[start]
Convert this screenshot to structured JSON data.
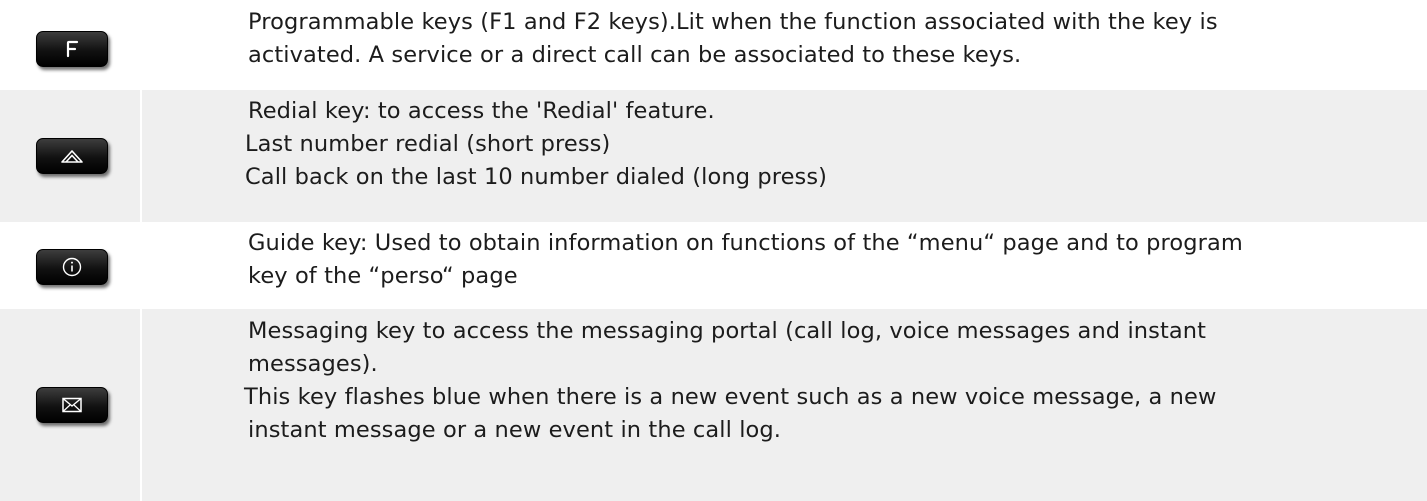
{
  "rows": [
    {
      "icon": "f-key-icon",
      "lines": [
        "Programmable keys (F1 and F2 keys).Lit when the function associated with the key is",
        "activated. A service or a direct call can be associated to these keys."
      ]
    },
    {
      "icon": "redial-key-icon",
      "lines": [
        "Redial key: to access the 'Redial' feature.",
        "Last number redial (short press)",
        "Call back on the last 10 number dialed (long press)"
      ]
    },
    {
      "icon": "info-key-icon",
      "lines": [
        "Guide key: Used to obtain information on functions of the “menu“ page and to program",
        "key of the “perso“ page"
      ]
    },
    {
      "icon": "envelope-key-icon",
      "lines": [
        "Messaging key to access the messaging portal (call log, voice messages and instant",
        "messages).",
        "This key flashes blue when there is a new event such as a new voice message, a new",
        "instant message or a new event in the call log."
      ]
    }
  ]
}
[end]
- _Requirement_
Copy out every line of the material above exactly, skipping the pictures.

- _Result of the task_
Convert this screenshot to structured JSON data.
{
  "rows": [
    {
      "icon": "f-key-icon",
      "lines": [
        "Programmable keys (F1 and F2 keys).Lit when the function associated with the key is",
        "activated. A service or a direct call can be associated to these keys."
      ]
    },
    {
      "icon": "redial-key-icon",
      "lines": [
        "Redial key: to access the 'Redial' feature.",
        "Last number redial (short press)",
        "Call back on the last 10 number dialed (long press)"
      ]
    },
    {
      "icon": "info-key-icon",
      "lines": [
        "Guide key: Used to obtain information on functions of the “menu“ page and to program",
        "key of the “perso“ page"
      ]
    },
    {
      "icon": "envelope-key-icon",
      "lines": [
        "Messaging key to access the messaging portal (call log, voice messages and instant",
        "messages).",
        "This key flashes blue when there is a new event such as a new voice message, a new",
        "instant message or a new event in the call log."
      ]
    }
  ]
}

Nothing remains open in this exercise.